- OBJECTIVE
Compute the number of lines that include the string "протокола", then output that number and nothing else.

- EXTRACTED INFORMATION
—————

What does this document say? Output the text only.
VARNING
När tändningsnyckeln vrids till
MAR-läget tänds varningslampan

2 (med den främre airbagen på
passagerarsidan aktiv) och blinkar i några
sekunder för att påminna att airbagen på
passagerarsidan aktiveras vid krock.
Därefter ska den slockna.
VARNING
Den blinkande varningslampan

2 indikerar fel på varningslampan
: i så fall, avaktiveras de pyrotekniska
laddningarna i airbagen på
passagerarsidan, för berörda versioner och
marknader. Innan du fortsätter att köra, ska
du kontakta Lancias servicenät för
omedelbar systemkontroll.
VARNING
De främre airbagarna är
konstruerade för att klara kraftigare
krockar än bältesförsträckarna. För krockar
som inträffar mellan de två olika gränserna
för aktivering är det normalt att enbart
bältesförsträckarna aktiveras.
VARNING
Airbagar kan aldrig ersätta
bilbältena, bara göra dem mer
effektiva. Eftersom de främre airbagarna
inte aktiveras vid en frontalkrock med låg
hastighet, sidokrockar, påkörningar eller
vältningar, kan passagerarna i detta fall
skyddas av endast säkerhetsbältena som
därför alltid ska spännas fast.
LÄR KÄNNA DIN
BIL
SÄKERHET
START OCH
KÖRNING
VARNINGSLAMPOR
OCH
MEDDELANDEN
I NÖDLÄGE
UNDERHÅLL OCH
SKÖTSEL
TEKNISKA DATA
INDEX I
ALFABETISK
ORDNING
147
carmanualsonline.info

—————

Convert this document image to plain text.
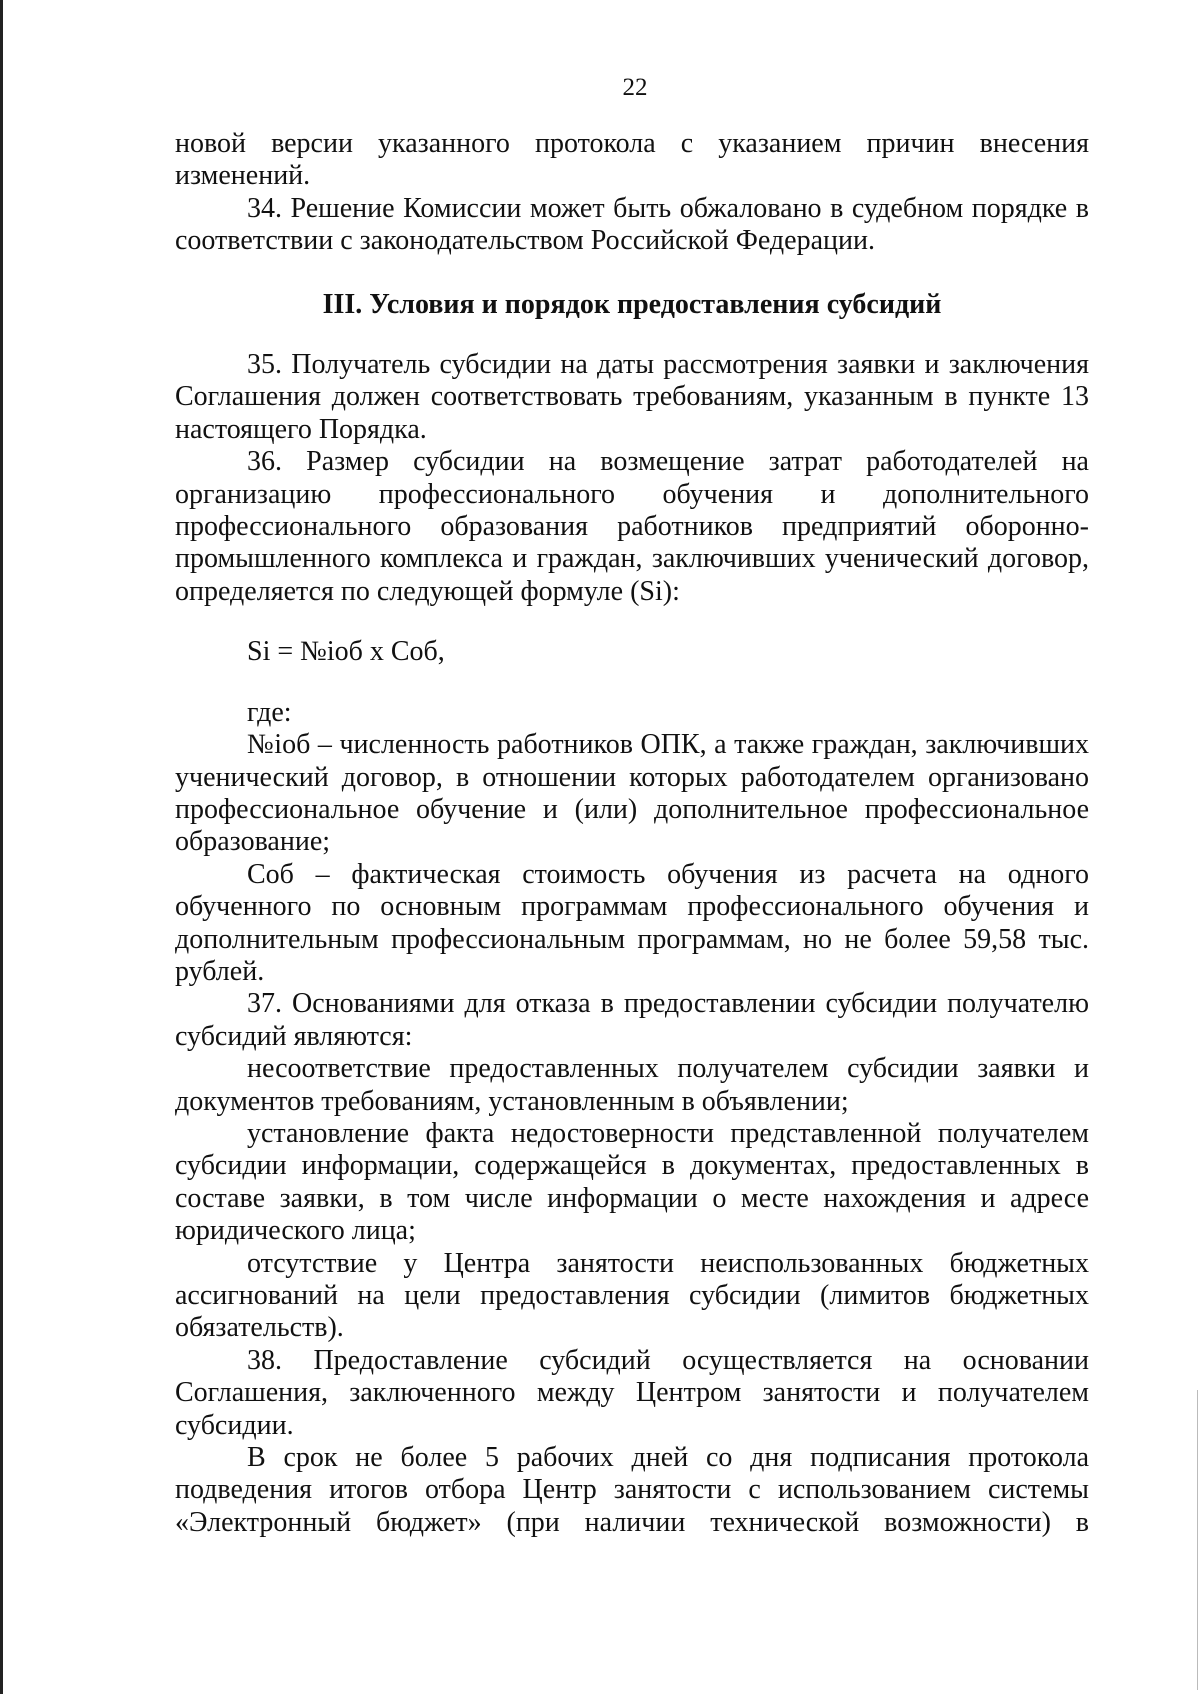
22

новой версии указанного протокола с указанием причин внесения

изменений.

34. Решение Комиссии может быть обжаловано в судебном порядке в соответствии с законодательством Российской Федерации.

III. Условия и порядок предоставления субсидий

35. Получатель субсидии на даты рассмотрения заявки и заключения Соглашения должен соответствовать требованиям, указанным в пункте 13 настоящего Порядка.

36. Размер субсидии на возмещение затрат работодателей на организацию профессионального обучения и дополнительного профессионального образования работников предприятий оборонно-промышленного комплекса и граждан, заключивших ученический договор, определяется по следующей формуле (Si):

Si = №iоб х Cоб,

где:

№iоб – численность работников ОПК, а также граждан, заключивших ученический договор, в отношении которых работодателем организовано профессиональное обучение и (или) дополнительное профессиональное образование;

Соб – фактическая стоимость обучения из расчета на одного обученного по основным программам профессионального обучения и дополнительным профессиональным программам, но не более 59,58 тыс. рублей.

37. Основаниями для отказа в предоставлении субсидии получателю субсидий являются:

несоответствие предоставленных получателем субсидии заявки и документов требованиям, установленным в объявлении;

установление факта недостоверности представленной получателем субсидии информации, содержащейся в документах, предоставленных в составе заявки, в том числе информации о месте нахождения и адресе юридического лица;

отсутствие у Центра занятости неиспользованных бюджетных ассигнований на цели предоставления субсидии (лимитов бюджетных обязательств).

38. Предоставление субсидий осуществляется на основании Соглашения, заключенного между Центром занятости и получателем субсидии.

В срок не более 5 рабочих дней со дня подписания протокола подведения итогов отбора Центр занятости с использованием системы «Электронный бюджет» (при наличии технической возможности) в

—————

- WORKED SOLUTION
2